■ **Короткое задание 1**: Перепишите дословно отрывок текста о русско-китайском торговом жаргоне, от «Выразительная, энергичная жестикуляция, нечленораздельные» до «представителями обеих рас.» включительно.
### Фрагмент текста ###
Выразительная, энергичная жестикуляция, нечленораздельные звуки, — все пускается в ход собеседниками для вящего взаимного понимания, и, однако же, все эти героические усилия далеко не всегда приводят к желанной цели: так труден тот язык или, вернее, жаргон, который служит здесь для обмена мыслей между представителями обеих рас.
Об этом языке стоит сказать несколько слов, как в виду несомненного интереса, который он может представить для специалиста по сравнительному языкознанию, так и особенно в виду того, что язык этот (вернее, эта, как выражается один путешественник, «уродливая смесь слов двух чуждых друг другу языков, в который из того и другого вошли они в таком взъерошенном и встрепанном виде, что ни образа, ни подобия») не только является официальным языком в наших сношениях с китайцами, но является даже обязательным для китайцев, желающих поддерживать внешние торговые сношения с Россией. В Китае, как известно, существует закон, согласно которому в сношениях с русскими они могут говорить только по-русски.
Так, только после того, как китаец, желающий торговать в России, выдержит экзамен в устроенном в одном из городов его родины училище в знании русского языка и докажет, что он умеет изображать выученные им слова китайскими иероглифами, — он получает, по китайским законам, дозволение торговать с русскими и паспорт или билет на выезд за пределы Китая.
Г. Максимов приводит даже содержание существовавшей в его время (да, кажется, и теперь) «секретной пекинской инструкции», выданной китайским торговцам. В этой инструкции, между прочим, значится, что «позволение торговать дано будет купцу тогда только, когда он выучится говорить и писать по-русски». «Подобная мера, — читаем мы далее, — необходима для устранения возможности русским изучать китайский язык, владея которым они могут проникнуть в тайны нашей (т. е. китайской) торговли и политики нашего государства»...
###
■ **Короткое задание 2**: Приведите заново строки с первой до строки, содержащей «y-tick-label: −0.5 [66, 551, 107, 571]», включительно, заменив в них «series-line» на «data-line» и больше ничего не меняя. Выведите только эти строки.
### Данные для задания ###
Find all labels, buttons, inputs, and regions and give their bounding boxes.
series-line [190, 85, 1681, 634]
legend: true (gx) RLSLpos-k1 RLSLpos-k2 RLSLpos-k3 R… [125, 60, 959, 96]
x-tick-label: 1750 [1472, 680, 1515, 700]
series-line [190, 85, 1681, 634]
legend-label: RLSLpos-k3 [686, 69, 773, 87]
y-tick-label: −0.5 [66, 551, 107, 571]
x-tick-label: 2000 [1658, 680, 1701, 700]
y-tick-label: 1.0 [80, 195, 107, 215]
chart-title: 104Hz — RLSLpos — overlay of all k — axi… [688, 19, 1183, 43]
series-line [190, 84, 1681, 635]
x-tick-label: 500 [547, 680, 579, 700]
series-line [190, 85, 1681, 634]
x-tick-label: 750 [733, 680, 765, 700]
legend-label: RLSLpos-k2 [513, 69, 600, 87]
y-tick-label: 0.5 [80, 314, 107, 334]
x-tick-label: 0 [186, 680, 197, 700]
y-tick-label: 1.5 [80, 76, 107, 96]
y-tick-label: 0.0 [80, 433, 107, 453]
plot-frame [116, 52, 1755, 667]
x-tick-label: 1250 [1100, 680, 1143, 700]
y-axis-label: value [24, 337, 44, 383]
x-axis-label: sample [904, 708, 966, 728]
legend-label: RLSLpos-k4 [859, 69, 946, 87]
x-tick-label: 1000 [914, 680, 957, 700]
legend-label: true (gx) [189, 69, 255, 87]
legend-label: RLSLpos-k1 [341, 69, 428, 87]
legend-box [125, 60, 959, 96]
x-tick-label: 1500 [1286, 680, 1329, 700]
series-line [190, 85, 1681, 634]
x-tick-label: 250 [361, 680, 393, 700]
###
■ **Результат задания 1**:
Выразительная, энергичная жестикуляция, нечленораздельные звуки, — все пускается в ход собеседниками для вящего взаимного понимания, и, однако же, все эти героические усилия далеко не всегда приводят к желанной цели: так труден тот язык или, вернее, жаргон, который служит здесь для обмена мыслей между представителями обеих рас.

■ **Результат задания 2**:
Find all labels, buttons, inputs, and regions and give their bounding boxes.
data-line [190, 85, 1681, 634]
legend: true (gx) RLSLpos-k1 RLSLpos-k2 RLSLpos-k3 R… [125, 60, 959, 96]
x-tick-label: 1750 [1472, 680, 1515, 700]
data-line [190, 85, 1681, 634]
legend-label: RLSLpos-k3 [686, 69, 773, 87]
y-tick-label: −0.5 [66, 551, 107, 571]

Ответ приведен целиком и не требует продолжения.